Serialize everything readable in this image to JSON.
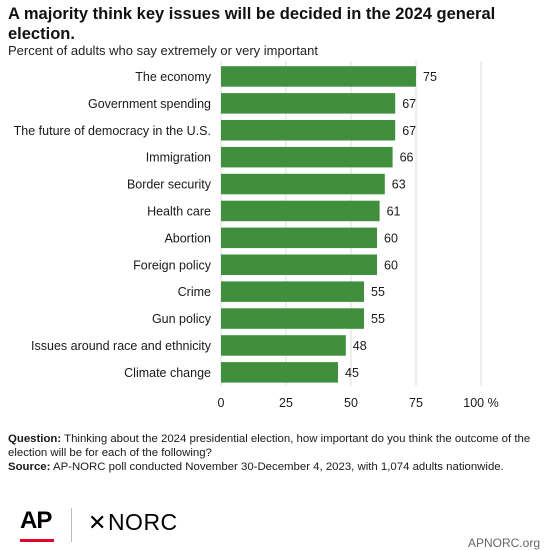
{
  "title": "A majority think key issues will be decided in the 2024 general election.",
  "subtitle": "Percent of adults who say extremely or very important",
  "colors": {
    "bar": "#3f8f3d",
    "grid": "#dcdcdc",
    "text": "#1a1a1a",
    "accent_red": "#e4002b"
  },
  "chart_data": {
    "type": "bar",
    "orientation": "horizontal",
    "categories": [
      "The economy",
      "Government spending",
      "The future of democracy in the U.S.",
      "Immigration",
      "Border security",
      "Health care",
      "Abortion",
      "Foreign policy",
      "Crime",
      "Gun policy",
      "Issues around race and ethnicity",
      "Climate change"
    ],
    "values": [
      75,
      67,
      67,
      66,
      63,
      61,
      60,
      60,
      55,
      55,
      48,
      45
    ],
    "xlim": [
      0,
      100
    ],
    "x_ticks": [
      0,
      25,
      50,
      75,
      100
    ],
    "x_tick_labels": [
      "0",
      "25",
      "50",
      "75",
      "100 %"
    ],
    "grid": true
  },
  "footnote": {
    "question_label": "Question:",
    "question_text": "Thinking about the 2024 presidential election, how important do you think the outcome of the election will be for each of the following?",
    "source_label": "Source:",
    "source_text": "AP-NORC poll conducted November 30-December 4, 2023, with 1,074 adults nationwide."
  },
  "logos": {
    "ap": "AP",
    "norc": "NORC",
    "norc_symbol": "✕"
  },
  "site_url": "APNORC.org"
}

DIRECTIVE: Quote the material in full and exactly; do not carry over its pictures.

ANSWER TO THE TASK:
Serialize everything readable in this image to JSON.
{
  "title": "A majority think key issues will be decided in the 2024 general election.",
  "subtitle": "Percent of adults who say extremely or very important",
  "colors": {
    "bar": "#3f8f3d",
    "grid": "#dcdcdc",
    "text": "#1a1a1a",
    "accent_red": "#e4002b"
  },
  "chart_data": {
    "type": "bar",
    "orientation": "horizontal",
    "categories": [
      "The economy",
      "Government spending",
      "The future of democracy in the U.S.",
      "Immigration",
      "Border security",
      "Health care",
      "Abortion",
      "Foreign policy",
      "Crime",
      "Gun policy",
      "Issues around race and ethnicity",
      "Climate change"
    ],
    "values": [
      75,
      67,
      67,
      66,
      63,
      61,
      60,
      60,
      55,
      55,
      48,
      45
    ],
    "xlim": [
      0,
      100
    ],
    "x_ticks": [
      0,
      25,
      50,
      75,
      100
    ],
    "x_tick_labels": [
      "0",
      "25",
      "50",
      "75",
      "100 %"
    ],
    "grid": true
  },
  "footnote": {
    "question_label": "Question:",
    "question_text": "Thinking about the 2024 presidential election, how important do you think the outcome of the election will be for each of the following?",
    "source_label": "Source:",
    "source_text": "AP-NORC poll conducted November 30-December 4, 2023, with 1,074 adults nationwide."
  },
  "logos": {
    "ap": "AP",
    "norc": "NORC",
    "norc_symbol": "✕"
  },
  "site_url": "APNORC.org"
}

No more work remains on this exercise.